Data provided –
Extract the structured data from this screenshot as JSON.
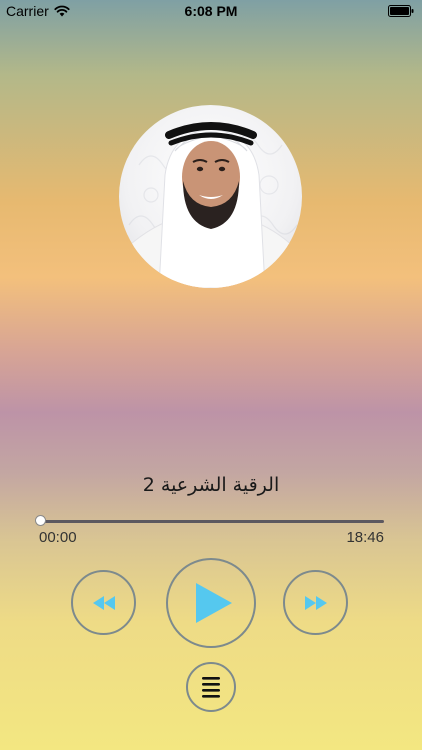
{
  "status_bar": {
    "carrier": "Carrier",
    "time": "6:08 PM"
  },
  "player": {
    "track_title": "الرقية الشرعية 2",
    "elapsed": "00:00",
    "duration": "18:46",
    "progress_fraction": 0.0
  },
  "controls": {
    "rewind_icon": "rewind-icon",
    "play_icon": "play-icon",
    "forward_icon": "fast-forward-icon",
    "playlist_icon": "list-icon"
  },
  "colors": {
    "accent": "#55c8ef",
    "control_border": "#7d8a8d"
  }
}
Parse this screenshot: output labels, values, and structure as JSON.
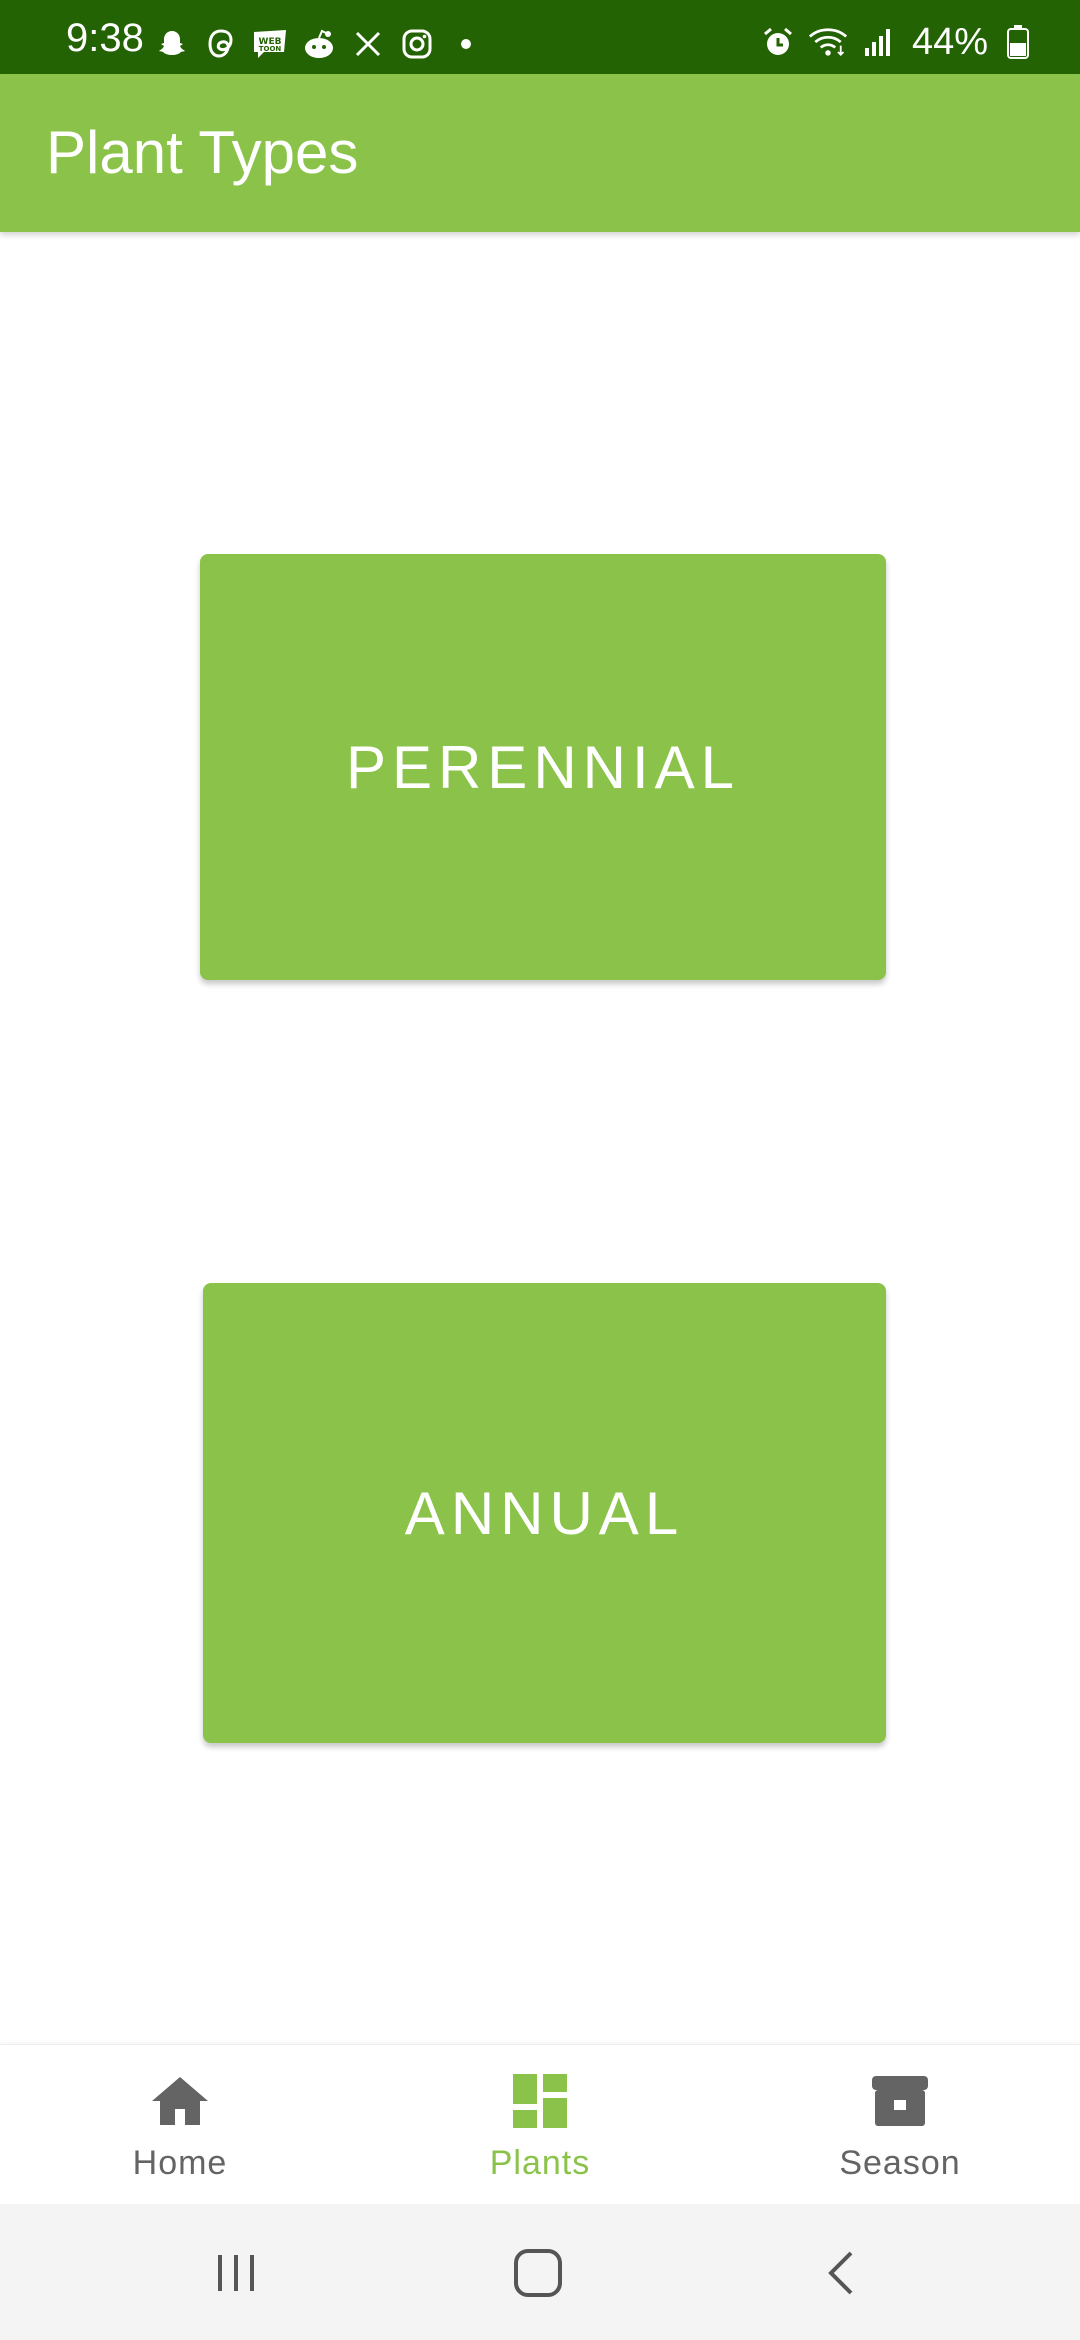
{
  "status_bar": {
    "time": "9:38",
    "battery": "44%",
    "left_icons": [
      "snapchat-icon",
      "threads-icon",
      "webtoon-icon",
      "reddit-icon",
      "x-icon",
      "instagram-icon",
      "dot-icon"
    ],
    "right_icons": [
      "alarm-icon",
      "wifi-icon",
      "signal-icon",
      "battery-icon"
    ],
    "background": "#246303"
  },
  "app_bar": {
    "title": "Plant Types",
    "color": "#8bc34a"
  },
  "buttons": {
    "perennial": "PERENNIAL",
    "annual": "ANNUAL"
  },
  "bottom_nav": {
    "items": [
      {
        "label": "Home",
        "icon": "home-icon",
        "active": false
      },
      {
        "label": "Plants",
        "icon": "dashboard-icon",
        "active": true
      },
      {
        "label": "Season",
        "icon": "archive-icon",
        "active": false
      }
    ],
    "active_color": "#8bc34a",
    "inactive_color": "#646464"
  },
  "system_nav": {
    "buttons": [
      "recents-icon",
      "home-outline-icon",
      "back-icon"
    ]
  }
}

What the exercise asks – Repeat verbatim all the material, but not the pictures.

Written answer –
Extract the structured data from this screenshot as JSON.
{
  "status_bar": {
    "carrier": "Carrier",
    "time": "6:08 PM"
  },
  "player": {
    "track_title": "الرقية الشرعية 2",
    "elapsed": "00:00",
    "duration": "18:46",
    "progress_fraction": 0.0
  },
  "controls": {
    "rewind_icon": "rewind-icon",
    "play_icon": "play-icon",
    "forward_icon": "fast-forward-icon",
    "playlist_icon": "list-icon"
  },
  "colors": {
    "accent": "#55c8ef",
    "control_border": "#7d8a8d"
  }
}
Parse this screenshot: output labels, values, and structure as JSON.
{
  "status_bar": {
    "time": "9:38",
    "battery": "44%",
    "left_icons": [
      "snapchat-icon",
      "threads-icon",
      "webtoon-icon",
      "reddit-icon",
      "x-icon",
      "instagram-icon",
      "dot-icon"
    ],
    "right_icons": [
      "alarm-icon",
      "wifi-icon",
      "signal-icon",
      "battery-icon"
    ],
    "background": "#246303"
  },
  "app_bar": {
    "title": "Plant Types",
    "color": "#8bc34a"
  },
  "buttons": {
    "perennial": "PERENNIAL",
    "annual": "ANNUAL"
  },
  "bottom_nav": {
    "items": [
      {
        "label": "Home",
        "icon": "home-icon",
        "active": false
      },
      {
        "label": "Plants",
        "icon": "dashboard-icon",
        "active": true
      },
      {
        "label": "Season",
        "icon": "archive-icon",
        "active": false
      }
    ],
    "active_color": "#8bc34a",
    "inactive_color": "#646464"
  },
  "system_nav": {
    "buttons": [
      "recents-icon",
      "home-outline-icon",
      "back-icon"
    ]
  }
}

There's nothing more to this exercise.